Records follow. Pull out every line that contains "code".

(Source records)
::::

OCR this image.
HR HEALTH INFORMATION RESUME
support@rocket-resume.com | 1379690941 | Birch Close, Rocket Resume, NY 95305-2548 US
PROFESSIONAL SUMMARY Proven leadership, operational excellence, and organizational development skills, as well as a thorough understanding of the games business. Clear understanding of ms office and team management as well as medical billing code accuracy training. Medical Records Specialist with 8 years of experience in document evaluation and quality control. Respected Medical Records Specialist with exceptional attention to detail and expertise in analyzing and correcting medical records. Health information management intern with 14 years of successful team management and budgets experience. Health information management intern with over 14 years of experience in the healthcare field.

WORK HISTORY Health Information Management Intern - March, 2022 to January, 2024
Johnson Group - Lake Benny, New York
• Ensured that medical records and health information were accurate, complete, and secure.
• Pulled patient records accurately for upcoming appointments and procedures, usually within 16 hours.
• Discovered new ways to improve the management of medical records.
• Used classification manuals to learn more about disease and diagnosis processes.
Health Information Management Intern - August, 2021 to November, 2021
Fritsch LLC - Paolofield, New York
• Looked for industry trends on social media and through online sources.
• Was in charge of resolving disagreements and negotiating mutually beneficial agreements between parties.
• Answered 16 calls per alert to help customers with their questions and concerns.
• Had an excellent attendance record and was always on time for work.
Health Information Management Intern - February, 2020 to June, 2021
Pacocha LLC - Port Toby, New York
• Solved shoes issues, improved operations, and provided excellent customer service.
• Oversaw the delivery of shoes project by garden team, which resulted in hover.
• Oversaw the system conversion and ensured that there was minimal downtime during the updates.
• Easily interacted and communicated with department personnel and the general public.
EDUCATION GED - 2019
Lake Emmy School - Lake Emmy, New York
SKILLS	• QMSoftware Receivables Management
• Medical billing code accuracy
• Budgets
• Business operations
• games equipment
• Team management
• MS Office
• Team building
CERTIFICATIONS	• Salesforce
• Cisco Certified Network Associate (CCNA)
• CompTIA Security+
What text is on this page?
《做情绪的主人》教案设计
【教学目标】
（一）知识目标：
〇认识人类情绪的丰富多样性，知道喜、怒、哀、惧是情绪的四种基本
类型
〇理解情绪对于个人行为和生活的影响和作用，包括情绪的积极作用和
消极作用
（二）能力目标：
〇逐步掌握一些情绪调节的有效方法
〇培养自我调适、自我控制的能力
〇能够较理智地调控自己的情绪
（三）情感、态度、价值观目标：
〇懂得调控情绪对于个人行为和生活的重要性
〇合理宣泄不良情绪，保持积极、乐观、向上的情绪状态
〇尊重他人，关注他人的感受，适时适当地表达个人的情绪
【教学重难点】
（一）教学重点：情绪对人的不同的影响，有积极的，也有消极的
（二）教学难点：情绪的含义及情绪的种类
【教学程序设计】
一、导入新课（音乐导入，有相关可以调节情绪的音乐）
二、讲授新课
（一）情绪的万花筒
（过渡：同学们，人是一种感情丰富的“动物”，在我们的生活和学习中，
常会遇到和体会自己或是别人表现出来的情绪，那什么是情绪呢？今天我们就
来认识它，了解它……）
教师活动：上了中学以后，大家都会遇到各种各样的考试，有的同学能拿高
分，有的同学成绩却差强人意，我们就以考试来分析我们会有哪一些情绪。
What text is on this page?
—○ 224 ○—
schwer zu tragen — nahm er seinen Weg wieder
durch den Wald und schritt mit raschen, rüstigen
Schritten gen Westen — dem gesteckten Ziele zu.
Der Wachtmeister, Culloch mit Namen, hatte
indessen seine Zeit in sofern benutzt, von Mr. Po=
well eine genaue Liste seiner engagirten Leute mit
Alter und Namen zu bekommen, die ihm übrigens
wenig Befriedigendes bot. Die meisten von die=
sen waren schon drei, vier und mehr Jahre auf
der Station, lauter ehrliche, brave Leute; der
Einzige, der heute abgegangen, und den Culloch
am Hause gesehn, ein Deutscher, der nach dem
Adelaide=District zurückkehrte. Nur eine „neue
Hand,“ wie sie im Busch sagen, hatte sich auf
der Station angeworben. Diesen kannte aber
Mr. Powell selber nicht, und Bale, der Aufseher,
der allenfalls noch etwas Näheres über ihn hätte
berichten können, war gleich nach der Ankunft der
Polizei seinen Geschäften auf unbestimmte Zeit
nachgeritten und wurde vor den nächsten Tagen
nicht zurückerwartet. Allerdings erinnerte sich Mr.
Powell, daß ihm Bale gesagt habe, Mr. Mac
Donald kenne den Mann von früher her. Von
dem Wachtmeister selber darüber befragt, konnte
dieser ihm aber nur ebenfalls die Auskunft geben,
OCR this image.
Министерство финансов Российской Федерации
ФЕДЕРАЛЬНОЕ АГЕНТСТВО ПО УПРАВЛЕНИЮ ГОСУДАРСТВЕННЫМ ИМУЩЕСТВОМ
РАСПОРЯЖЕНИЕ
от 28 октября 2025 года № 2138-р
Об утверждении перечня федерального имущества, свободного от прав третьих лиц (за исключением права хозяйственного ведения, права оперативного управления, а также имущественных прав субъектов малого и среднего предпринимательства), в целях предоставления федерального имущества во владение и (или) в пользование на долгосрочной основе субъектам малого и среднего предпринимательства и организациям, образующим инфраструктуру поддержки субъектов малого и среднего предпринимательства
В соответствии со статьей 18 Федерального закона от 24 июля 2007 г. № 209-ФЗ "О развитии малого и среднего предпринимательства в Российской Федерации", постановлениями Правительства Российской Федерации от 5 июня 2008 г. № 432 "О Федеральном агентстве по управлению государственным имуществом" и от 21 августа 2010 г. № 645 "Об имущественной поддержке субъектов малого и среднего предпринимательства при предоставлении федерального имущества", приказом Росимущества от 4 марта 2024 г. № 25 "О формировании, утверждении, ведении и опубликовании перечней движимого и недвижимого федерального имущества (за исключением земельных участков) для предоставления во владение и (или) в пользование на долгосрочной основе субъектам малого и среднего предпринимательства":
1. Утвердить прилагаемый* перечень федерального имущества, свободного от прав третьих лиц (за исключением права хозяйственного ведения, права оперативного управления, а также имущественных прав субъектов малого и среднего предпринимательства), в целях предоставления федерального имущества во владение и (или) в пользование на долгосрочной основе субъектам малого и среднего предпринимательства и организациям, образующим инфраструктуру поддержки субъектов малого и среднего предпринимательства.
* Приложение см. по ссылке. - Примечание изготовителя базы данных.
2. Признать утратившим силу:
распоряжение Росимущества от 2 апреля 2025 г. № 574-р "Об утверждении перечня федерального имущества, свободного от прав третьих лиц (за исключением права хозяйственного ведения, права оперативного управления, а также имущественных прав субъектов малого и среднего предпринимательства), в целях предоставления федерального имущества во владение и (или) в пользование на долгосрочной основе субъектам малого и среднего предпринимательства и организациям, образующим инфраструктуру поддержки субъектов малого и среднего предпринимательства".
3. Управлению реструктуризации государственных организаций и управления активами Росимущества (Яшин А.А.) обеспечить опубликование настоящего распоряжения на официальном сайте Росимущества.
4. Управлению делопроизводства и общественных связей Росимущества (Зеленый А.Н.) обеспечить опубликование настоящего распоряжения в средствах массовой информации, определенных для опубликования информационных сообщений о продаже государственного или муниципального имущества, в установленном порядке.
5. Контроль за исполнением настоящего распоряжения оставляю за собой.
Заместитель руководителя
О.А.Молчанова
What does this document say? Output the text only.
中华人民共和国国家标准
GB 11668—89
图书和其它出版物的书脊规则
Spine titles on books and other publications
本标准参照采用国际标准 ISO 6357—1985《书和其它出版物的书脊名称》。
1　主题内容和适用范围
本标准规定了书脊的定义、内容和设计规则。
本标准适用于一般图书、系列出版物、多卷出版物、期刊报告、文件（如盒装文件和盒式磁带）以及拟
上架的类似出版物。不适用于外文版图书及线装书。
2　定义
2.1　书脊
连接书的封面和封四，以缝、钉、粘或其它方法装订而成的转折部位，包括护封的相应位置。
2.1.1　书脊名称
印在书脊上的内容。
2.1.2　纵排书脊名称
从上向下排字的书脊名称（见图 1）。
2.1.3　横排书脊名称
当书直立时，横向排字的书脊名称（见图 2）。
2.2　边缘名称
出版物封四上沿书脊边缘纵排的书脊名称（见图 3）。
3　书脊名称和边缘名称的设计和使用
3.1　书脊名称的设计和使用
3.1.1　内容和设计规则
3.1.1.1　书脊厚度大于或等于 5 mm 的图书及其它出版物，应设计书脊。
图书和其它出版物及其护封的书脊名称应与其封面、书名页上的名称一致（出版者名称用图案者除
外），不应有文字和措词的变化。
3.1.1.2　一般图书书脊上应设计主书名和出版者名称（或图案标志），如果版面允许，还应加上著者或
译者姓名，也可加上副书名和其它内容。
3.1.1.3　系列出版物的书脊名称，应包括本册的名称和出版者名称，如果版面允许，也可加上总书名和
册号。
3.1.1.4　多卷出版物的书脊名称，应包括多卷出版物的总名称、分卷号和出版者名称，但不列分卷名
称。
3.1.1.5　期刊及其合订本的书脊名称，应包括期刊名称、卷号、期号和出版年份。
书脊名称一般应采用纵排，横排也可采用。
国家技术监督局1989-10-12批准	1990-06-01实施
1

::::

**ANSWER FOR THIS EXERCISE:**
PROFESSIONAL SUMMARY Proven leadership, operational excellence, and organizational development skills, as well as a thorough understanding of the games business. Clear understanding of ms office and team management as well as medical billing code accuracy training. Medical Records Specialist with 8 years of experience in document evaluation and quality control. Respected Medical Records Specialist with exceptional attention to detail and expertise in analyzing and correcting medical records. Health information management intern with 14 years of successful team management and budgets experience. Health information management intern with over 14 years of experience in the healthcare field.
• Medical billing code accuracy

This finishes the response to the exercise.